- Task statement:
What follows is a set of entries. Repeat them exactly, but not their pictures.

Stored data entries
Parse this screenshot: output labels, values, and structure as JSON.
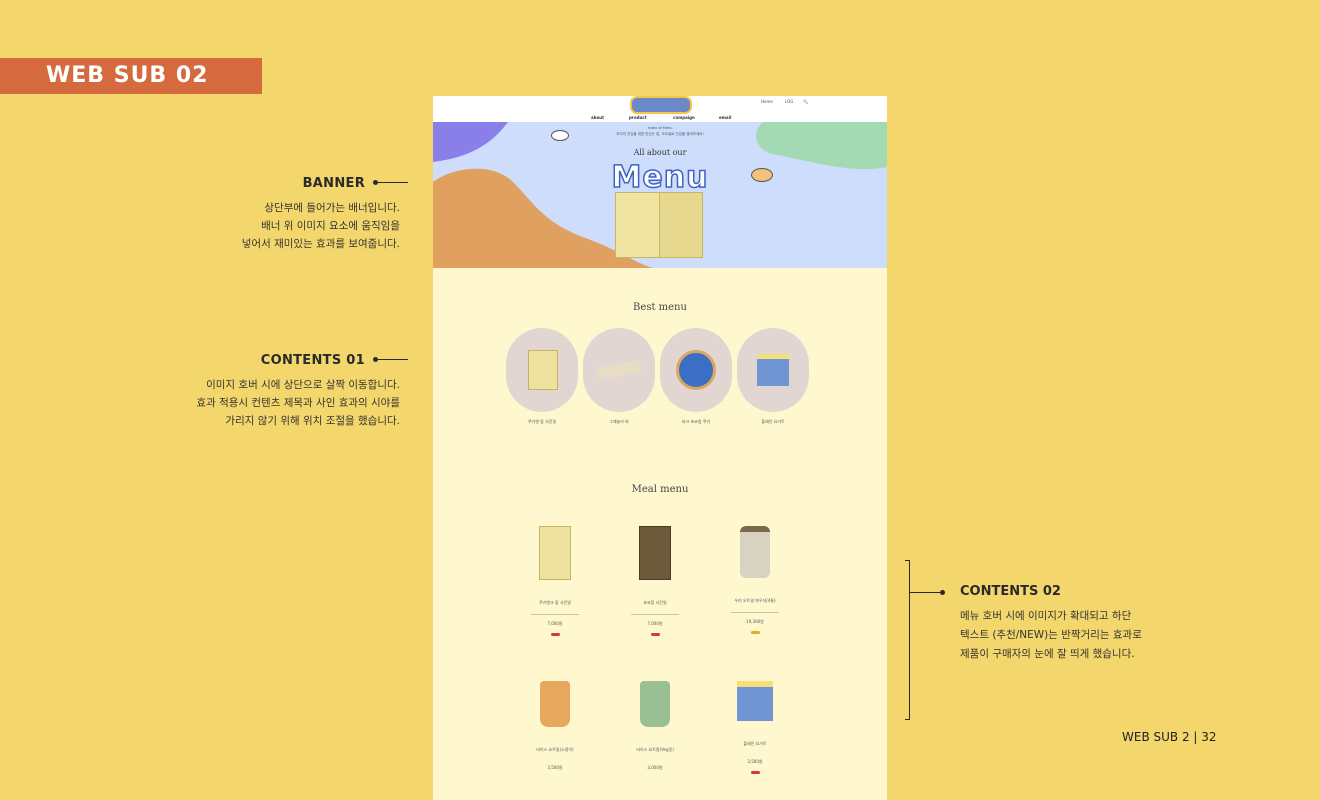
{
  "slide": {
    "title": "WEB SUB 02",
    "footer": "WEB SUB 2 |  32"
  },
  "annotations": {
    "banner": {
      "heading": "BANNER",
      "lines": [
        "상단부에 들어가는 배너입니다.",
        "배너 위 이미지 요소에 움직임을",
        "넣어서 재미있는 효과를 보여줍니다."
      ]
    },
    "contents01": {
      "heading": "CONTENTS 01",
      "lines": [
        "이미지 호버 시에 상단으로 살짝 이동합니다.",
        "효과 적용시 컨텐츠 제목과 사인 효과의 시야를",
        "가리지 않기 위해 위치 조절을 했습니다."
      ]
    },
    "contents02": {
      "heading": "CONTENTS 02",
      "lines": [
        "메뉴 호버 시에 이미지가 확대되고 하단",
        "텍스트 (추천/NEW)는 반짝거리는 효과로",
        "제품이 구매자의 눈에 잘 띄게 했습니다."
      ]
    }
  },
  "mockup": {
    "util": [
      "Home",
      "LOG",
      "🔍"
    ],
    "nav": [
      "about",
      "product",
      "campaign",
      "email"
    ],
    "tagline": [
      "Index of Menu",
      "우리의 건강을 위한 맛있는 밥, 오트밀로 건강을 챙겨보세요!"
    ],
    "banner": {
      "subtitle": "All about our",
      "title": "Menu"
    },
    "best_menu": {
      "title": "Best menu",
      "items": [
        "쿠키앤 팝 사진밀",
        "그래놀라 바",
        "바크 초코칩 쿠키",
        "플레인 요거트"
      ]
    },
    "meal_menu": {
      "title": "Meal menu",
      "items": [
        {
          "name": "쿠키앤크 팝 사진밀",
          "price": "7,000원",
          "badge_color": "#d33a3a"
        },
        {
          "name": "초코팝 사진밀",
          "price": "7,000원",
          "badge_color": "#d33a3a"
        },
        {
          "name": "우리 오트밀 파우더(4통)",
          "price": "19,300원",
          "badge_color": "#e0b21e"
        },
        {
          "name": "비어스 요트밀(소용이)",
          "price": "3,500원",
          "badge_color": ""
        },
        {
          "name": "비어스 요트밀(Veg맛)",
          "price": "3,000원",
          "badge_color": ""
        },
        {
          "name": "플레인 요거트",
          "price": "3,500원",
          "badge_color": "#d33a3a"
        }
      ]
    }
  }
}
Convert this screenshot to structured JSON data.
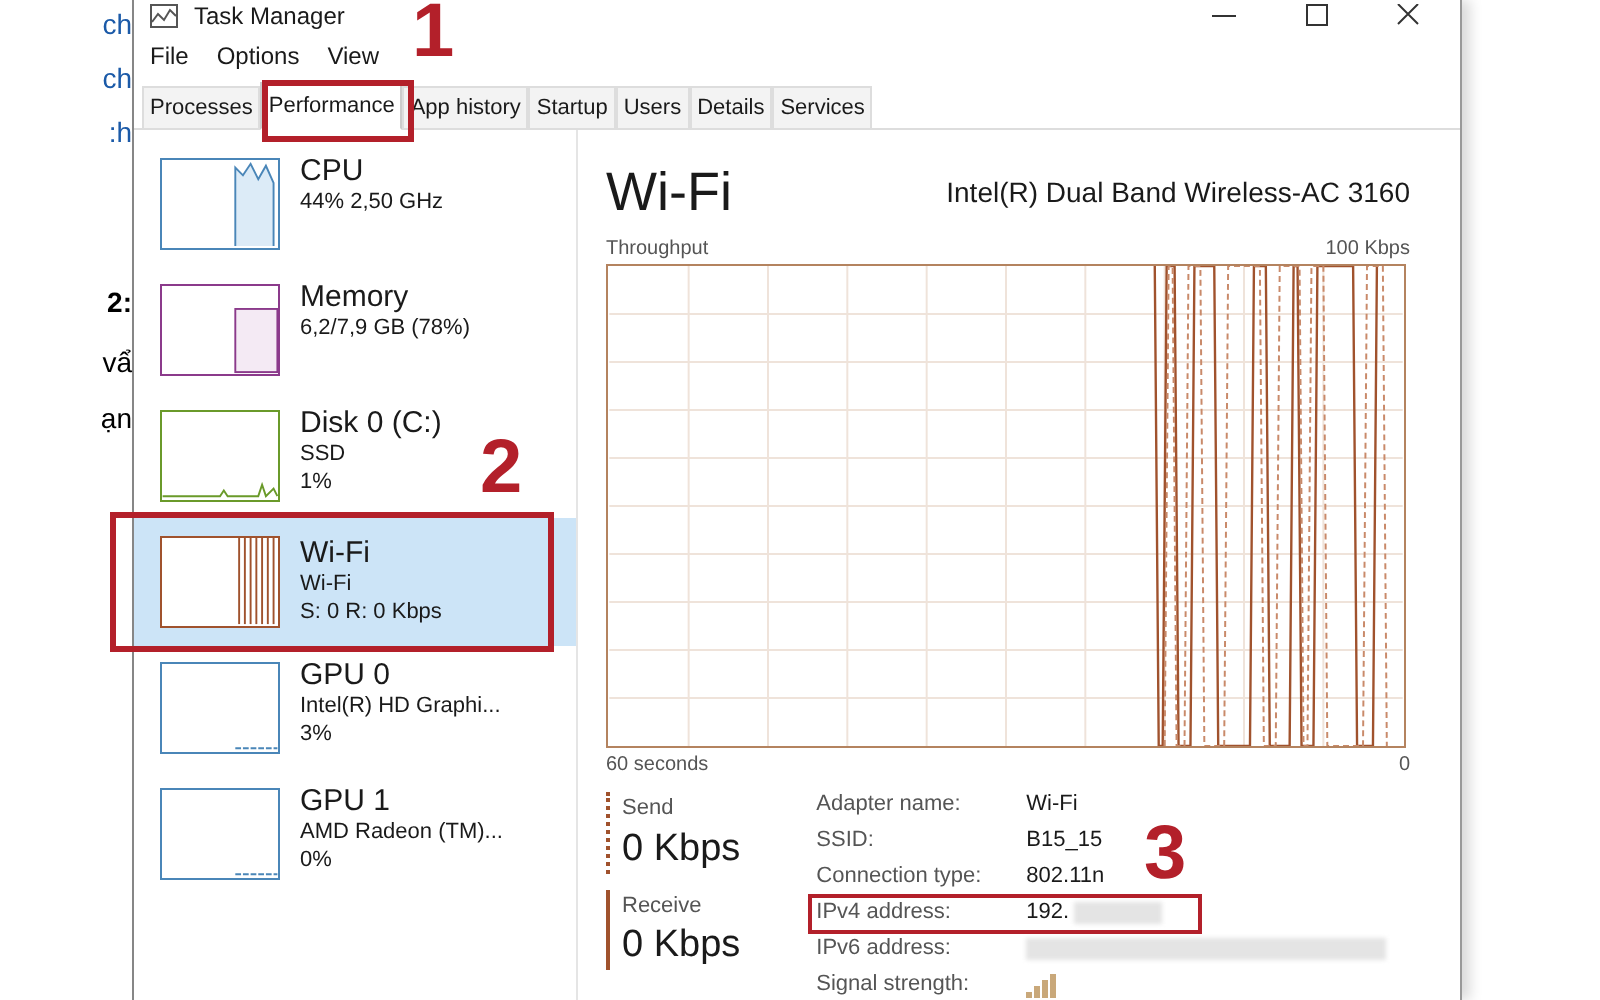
{
  "background_page": {
    "fragments": [
      "ch",
      "ch",
      ":h",
      "2:",
      "vẩ",
      "ạn"
    ]
  },
  "window": {
    "title": "Task Manager"
  },
  "menu": [
    "File",
    "Options",
    "View"
  ],
  "tabs": [
    {
      "label": "Processes",
      "selected": false
    },
    {
      "label": "Performance",
      "selected": true
    },
    {
      "label": "App history",
      "selected": false
    },
    {
      "label": "Startup",
      "selected": false
    },
    {
      "label": "Users",
      "selected": false
    },
    {
      "label": "Details",
      "selected": false
    },
    {
      "label": "Services",
      "selected": false
    }
  ],
  "sidebar": {
    "items": [
      {
        "kind": "cpu",
        "name": "CPU",
        "lines": [
          "44% 2,50 GHz"
        ],
        "color": "#4a86b8",
        "selected": false
      },
      {
        "kind": "memory",
        "name": "Memory",
        "lines": [
          "6,2/7,9 GB (78%)"
        ],
        "color": "#8b3a8b",
        "selected": false
      },
      {
        "kind": "disk",
        "name": "Disk 0 (C:)",
        "lines": [
          "SSD",
          "1%"
        ],
        "color": "#6a9a2a",
        "selected": false
      },
      {
        "kind": "network",
        "name": "Wi-Fi",
        "lines": [
          "Wi-Fi",
          "S: 0 R: 0 Kbps"
        ],
        "color": "#a0522d",
        "selected": true
      },
      {
        "kind": "gpu",
        "name": "GPU 0",
        "lines": [
          "Intel(R) HD Graphi...",
          "3%"
        ],
        "color": "#4a86b8",
        "selected": false
      },
      {
        "kind": "gpu",
        "name": "GPU 1",
        "lines": [
          "AMD Radeon (TM)...",
          "0%"
        ],
        "color": "#4a86b8",
        "selected": false
      }
    ]
  },
  "detail": {
    "title": "Wi-Fi",
    "adapter": "Intel(R) Dual Band Wireless-AC 3160",
    "chart_label": "Throughput",
    "chart_max": "100 Kbps",
    "time_span": "60 seconds",
    "chart_min": "0",
    "stats": [
      {
        "kind": "send",
        "label": "Send",
        "value": "0 Kbps"
      },
      {
        "kind": "receive",
        "label": "Receive",
        "value": "0 Kbps"
      }
    ],
    "properties": [
      {
        "label": "Adapter name:",
        "value": "Wi-Fi",
        "redacted": false
      },
      {
        "label": "SSID:",
        "value": "B15_15",
        "redacted": false
      },
      {
        "label": "Connection type:",
        "value": "802.11n",
        "redacted": false
      },
      {
        "label": "IPv4 address:",
        "value": "192.",
        "redacted": true
      },
      {
        "label": "IPv6 address:",
        "redacted": true
      },
      {
        "label": "Signal strength:",
        "kind": "signal"
      }
    ]
  },
  "annotations": [
    {
      "label": "1"
    },
    {
      "label": "2"
    },
    {
      "label": "3"
    }
  ]
}
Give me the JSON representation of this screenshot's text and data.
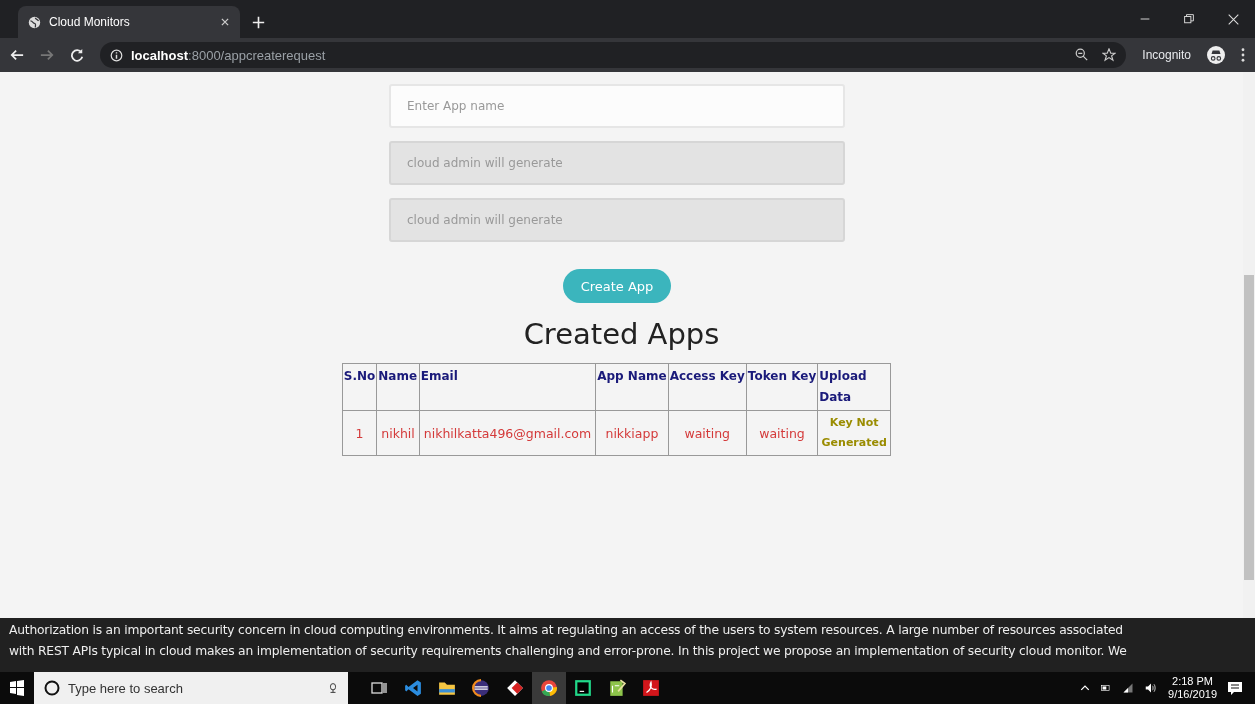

- Output of the exercise:
Parse this screenshot: output labels, values, and structure as JSON.
{
  "slide": {
    "title": "WEB SUB 02",
    "footer": "WEB SUB 2 |  32"
  },
  "annotations": {
    "banner": {
      "heading": "BANNER",
      "lines": [
        "상단부에 들어가는 배너입니다.",
        "배너 위 이미지 요소에 움직임을",
        "넣어서 재미있는 효과를 보여줍니다."
      ]
    },
    "contents01": {
      "heading": "CONTENTS 01",
      "lines": [
        "이미지 호버 시에 상단으로 살짝 이동합니다.",
        "효과 적용시 컨텐츠 제목과 사인 효과의 시야를",
        "가리지 않기 위해 위치 조절을 했습니다."
      ]
    },
    "contents02": {
      "heading": "CONTENTS 02",
      "lines": [
        "메뉴 호버 시에 이미지가 확대되고 하단",
        "텍스트 (추천/NEW)는 반짝거리는 효과로",
        "제품이 구매자의 눈에 잘 띄게 했습니다."
      ]
    }
  },
  "mockup": {
    "util": [
      "Home",
      "LOG",
      "🔍"
    ],
    "nav": [
      "about",
      "product",
      "campaign",
      "email"
    ],
    "tagline": [
      "Index of Menu",
      "우리의 건강을 위한 맛있는 밥, 오트밀로 건강을 챙겨보세요!"
    ],
    "banner": {
      "subtitle": "All about our",
      "title": "Menu"
    },
    "best_menu": {
      "title": "Best menu",
      "items": [
        "쿠키앤 팝 사진밀",
        "그래놀라 바",
        "바크 초코칩 쿠키",
        "플레인 요거트"
      ]
    },
    "meal_menu": {
      "title": "Meal menu",
      "items": [
        {
          "name": "쿠키앤크 팝 사진밀",
          "price": "7,000원",
          "badge_color": "#d33a3a"
        },
        {
          "name": "초코팝 사진밀",
          "price": "7,000원",
          "badge_color": "#d33a3a"
        },
        {
          "name": "우리 오트밀 파우더(4통)",
          "price": "19,300원",
          "badge_color": "#e0b21e"
        },
        {
          "name": "비어스 요트밀(소용이)",
          "price": "3,500원",
          "badge_color": ""
        },
        {
          "name": "비어스 요트밀(Veg맛)",
          "price": "3,000원",
          "badge_color": ""
        },
        {
          "name": "플레인 요거트",
          "price": "3,500원",
          "badge_color": "#d33a3a"
        }
      ]
    }
  }
}
Convert this screenshot to structured JSON data.
{
  "background_page": {
    "fragments": [
      "ch",
      "ch",
      ":h",
      "2:",
      "vẩ",
      "ạn"
    ]
  },
  "window": {
    "title": "Task Manager"
  },
  "menu": [
    "File",
    "Options",
    "View"
  ],
  "tabs": [
    {
      "label": "Processes",
      "selected": false
    },
    {
      "label": "Performance",
      "selected": true
    },
    {
      "label": "App history",
      "selected": false
    },
    {
      "label": "Startup",
      "selected": false
    },
    {
      "label": "Users",
      "selected": false
    },
    {
      "label": "Details",
      "selected": false
    },
    {
      "label": "Services",
      "selected": false
    }
  ],
  "sidebar": {
    "items": [
      {
        "kind": "cpu",
        "name": "CPU",
        "lines": [
          "44% 2,50 GHz"
        ],
        "color": "#4a86b8",
        "selected": false
      },
      {
        "kind": "memory",
        "name": "Memory",
        "lines": [
          "6,2/7,9 GB (78%)"
        ],
        "color": "#8b3a8b",
        "selected": false
      },
      {
        "kind": "disk",
        "name": "Disk 0 (C:)",
        "lines": [
          "SSD",
          "1%"
        ],
        "color": "#6a9a2a",
        "selected": false
      },
      {
        "kind": "network",
        "name": "Wi-Fi",
        "lines": [
          "Wi-Fi",
          "S: 0 R: 0 Kbps"
        ],
        "color": "#a0522d",
        "selected": true
      },
      {
        "kind": "gpu",
        "name": "GPU 0",
        "lines": [
          "Intel(R) HD Graphi...",
          "3%"
        ],
        "color": "#4a86b8",
        "selected": false
      },
      {
        "kind": "gpu",
        "name": "GPU 1",
        "lines": [
          "AMD Radeon (TM)...",
          "0%"
        ],
        "color": "#4a86b8",
        "selected": false
      }
    ]
  },
  "detail": {
    "title": "Wi-Fi",
    "adapter": "Intel(R) Dual Band Wireless-AC 3160",
    "chart_label": "Throughput",
    "chart_max": "100 Kbps",
    "time_span": "60 seconds",
    "chart_min": "0",
    "stats": [
      {
        "kind": "send",
        "label": "Send",
        "value": "0 Kbps"
      },
      {
        "kind": "receive",
        "label": "Receive",
        "value": "0 Kbps"
      }
    ],
    "properties": [
      {
        "label": "Adapter name:",
        "value": "Wi-Fi",
        "redacted": false
      },
      {
        "label": "SSID:",
        "value": "B15_15",
        "redacted": false
      },
      {
        "label": "Connection type:",
        "value": "802.11n",
        "redacted": false
      },
      {
        "label": "IPv4 address:",
        "value": "192.",
        "redacted": true
      },
      {
        "label": "IPv6 address:",
        "redacted": true
      },
      {
        "label": "Signal strength:",
        "kind": "signal"
      }
    ]
  },
  "annotations": [
    {
      "label": "1"
    },
    {
      "label": "2"
    },
    {
      "label": "3"
    }
  ]
}
Give me the JSON representation of this screenshot's text and data.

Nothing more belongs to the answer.